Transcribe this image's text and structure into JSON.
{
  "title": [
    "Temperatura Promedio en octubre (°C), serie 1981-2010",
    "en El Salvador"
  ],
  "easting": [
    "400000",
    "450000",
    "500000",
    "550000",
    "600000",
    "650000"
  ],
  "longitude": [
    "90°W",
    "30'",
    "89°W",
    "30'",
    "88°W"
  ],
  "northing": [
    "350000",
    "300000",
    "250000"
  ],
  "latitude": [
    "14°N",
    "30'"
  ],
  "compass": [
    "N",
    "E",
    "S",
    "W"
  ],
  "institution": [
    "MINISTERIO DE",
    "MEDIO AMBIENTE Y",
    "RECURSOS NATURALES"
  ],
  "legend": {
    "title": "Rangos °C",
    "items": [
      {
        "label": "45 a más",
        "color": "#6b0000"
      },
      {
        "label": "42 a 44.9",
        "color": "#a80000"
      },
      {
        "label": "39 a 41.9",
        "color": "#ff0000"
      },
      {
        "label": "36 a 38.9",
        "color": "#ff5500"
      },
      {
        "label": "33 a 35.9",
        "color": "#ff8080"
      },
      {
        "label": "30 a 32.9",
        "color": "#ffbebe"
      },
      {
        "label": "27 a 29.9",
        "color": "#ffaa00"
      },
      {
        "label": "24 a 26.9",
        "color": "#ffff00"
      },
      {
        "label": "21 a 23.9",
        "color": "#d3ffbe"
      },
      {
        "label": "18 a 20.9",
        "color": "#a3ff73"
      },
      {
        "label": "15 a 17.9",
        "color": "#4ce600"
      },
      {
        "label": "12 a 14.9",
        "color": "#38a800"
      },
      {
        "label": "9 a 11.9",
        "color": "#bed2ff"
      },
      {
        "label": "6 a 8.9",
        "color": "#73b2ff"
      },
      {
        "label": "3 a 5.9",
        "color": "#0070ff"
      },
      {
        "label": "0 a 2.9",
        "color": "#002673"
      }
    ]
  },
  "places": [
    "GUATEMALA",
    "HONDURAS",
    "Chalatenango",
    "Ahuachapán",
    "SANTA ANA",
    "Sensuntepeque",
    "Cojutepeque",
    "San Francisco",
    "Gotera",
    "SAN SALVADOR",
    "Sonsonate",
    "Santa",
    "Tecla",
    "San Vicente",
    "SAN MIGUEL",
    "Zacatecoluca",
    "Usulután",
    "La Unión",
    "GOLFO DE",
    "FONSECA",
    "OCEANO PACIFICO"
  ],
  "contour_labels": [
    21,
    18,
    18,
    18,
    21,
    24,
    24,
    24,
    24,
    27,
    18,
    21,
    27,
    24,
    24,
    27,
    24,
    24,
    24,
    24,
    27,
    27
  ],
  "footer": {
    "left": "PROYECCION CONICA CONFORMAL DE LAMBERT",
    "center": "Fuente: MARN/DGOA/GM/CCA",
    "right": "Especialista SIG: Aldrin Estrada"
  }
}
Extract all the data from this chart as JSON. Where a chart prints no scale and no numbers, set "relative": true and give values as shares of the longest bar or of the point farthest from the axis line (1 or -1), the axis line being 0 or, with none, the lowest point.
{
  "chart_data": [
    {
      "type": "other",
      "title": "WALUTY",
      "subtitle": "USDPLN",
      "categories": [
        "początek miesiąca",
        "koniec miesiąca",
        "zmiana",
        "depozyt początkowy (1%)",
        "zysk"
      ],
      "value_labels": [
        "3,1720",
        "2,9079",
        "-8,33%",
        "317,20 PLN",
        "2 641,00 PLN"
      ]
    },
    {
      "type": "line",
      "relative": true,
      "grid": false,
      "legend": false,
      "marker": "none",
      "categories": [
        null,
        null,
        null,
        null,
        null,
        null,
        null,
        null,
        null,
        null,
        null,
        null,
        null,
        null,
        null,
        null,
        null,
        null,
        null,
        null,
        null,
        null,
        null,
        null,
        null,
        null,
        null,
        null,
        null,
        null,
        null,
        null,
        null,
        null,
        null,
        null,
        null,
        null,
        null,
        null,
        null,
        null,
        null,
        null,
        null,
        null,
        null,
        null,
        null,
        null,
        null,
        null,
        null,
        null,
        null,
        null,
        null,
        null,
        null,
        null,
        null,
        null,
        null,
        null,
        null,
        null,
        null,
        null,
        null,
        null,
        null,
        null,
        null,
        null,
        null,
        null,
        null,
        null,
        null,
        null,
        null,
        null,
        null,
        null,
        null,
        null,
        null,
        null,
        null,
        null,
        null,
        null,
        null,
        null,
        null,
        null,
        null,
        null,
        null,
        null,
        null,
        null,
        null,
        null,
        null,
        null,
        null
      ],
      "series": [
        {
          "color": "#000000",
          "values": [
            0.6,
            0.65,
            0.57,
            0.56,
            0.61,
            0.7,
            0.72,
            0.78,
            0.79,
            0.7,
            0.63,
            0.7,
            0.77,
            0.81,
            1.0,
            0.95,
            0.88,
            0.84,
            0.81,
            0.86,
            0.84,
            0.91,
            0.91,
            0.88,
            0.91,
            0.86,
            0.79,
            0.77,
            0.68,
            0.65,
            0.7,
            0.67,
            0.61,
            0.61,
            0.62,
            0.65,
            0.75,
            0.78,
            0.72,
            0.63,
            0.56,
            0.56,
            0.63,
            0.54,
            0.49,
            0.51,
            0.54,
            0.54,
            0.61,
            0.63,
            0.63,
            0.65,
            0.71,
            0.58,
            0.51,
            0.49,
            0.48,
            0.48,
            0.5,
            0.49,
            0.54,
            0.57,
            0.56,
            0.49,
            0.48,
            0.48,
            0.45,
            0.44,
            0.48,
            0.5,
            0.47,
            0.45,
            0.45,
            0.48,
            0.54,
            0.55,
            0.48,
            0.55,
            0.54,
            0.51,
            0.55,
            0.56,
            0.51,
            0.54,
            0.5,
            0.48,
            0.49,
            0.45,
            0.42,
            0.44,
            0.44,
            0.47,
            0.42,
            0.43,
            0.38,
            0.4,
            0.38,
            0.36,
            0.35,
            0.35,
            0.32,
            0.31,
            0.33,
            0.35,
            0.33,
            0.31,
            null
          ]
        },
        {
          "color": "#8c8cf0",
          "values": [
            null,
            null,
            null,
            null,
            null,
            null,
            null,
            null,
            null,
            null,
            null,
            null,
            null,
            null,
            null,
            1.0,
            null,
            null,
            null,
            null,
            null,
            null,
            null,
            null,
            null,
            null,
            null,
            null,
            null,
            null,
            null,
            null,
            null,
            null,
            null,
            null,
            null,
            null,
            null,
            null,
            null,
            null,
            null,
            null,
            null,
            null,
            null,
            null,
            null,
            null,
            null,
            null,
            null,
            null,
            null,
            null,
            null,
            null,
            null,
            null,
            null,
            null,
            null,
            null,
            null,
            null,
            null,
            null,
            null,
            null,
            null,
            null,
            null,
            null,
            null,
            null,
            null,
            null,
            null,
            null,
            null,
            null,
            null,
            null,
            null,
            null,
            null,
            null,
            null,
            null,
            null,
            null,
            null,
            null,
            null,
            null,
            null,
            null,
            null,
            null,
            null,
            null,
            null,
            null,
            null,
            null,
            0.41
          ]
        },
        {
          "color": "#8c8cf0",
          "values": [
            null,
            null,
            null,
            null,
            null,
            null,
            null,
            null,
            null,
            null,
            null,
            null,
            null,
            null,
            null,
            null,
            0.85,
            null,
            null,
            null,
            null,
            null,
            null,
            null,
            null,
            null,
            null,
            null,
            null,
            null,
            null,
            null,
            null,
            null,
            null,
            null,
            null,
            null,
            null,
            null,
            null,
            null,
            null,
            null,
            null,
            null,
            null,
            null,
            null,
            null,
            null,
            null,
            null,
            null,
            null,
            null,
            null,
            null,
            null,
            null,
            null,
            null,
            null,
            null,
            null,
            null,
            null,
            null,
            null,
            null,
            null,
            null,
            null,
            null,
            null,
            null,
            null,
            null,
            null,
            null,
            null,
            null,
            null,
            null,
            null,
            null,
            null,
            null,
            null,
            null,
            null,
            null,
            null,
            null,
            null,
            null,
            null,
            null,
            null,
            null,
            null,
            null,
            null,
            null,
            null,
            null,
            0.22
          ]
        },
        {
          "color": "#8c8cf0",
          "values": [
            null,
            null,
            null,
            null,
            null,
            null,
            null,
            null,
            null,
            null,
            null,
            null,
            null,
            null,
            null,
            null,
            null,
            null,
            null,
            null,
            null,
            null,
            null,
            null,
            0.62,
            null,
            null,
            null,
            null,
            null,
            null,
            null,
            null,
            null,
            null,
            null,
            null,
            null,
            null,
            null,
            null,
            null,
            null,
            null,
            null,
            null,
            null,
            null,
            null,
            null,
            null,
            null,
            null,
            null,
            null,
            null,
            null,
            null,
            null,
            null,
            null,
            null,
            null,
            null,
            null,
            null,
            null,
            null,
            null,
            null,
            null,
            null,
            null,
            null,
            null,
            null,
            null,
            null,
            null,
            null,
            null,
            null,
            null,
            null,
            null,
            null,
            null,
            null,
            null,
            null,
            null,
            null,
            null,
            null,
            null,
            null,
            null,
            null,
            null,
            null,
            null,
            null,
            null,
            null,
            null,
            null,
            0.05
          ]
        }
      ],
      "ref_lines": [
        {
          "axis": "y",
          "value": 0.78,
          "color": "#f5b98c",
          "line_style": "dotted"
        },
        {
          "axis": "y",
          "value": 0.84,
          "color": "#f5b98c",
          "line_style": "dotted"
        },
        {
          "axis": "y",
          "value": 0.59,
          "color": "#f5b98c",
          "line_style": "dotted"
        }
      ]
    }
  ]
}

★ ★ ★ ★

--- Exercise directions ---
Look through the material above. Copy each line where the word "relative" appears.

--- The solution ---
Extract all the data from this chart as JSON. Where a chart prints no scale and no numbers, set "relative": true and give values as shares of the longest bar or of the point farthest from the axis line (1 or -1), the axis line being 0 or, with none, the lowest point.
      "relative": true,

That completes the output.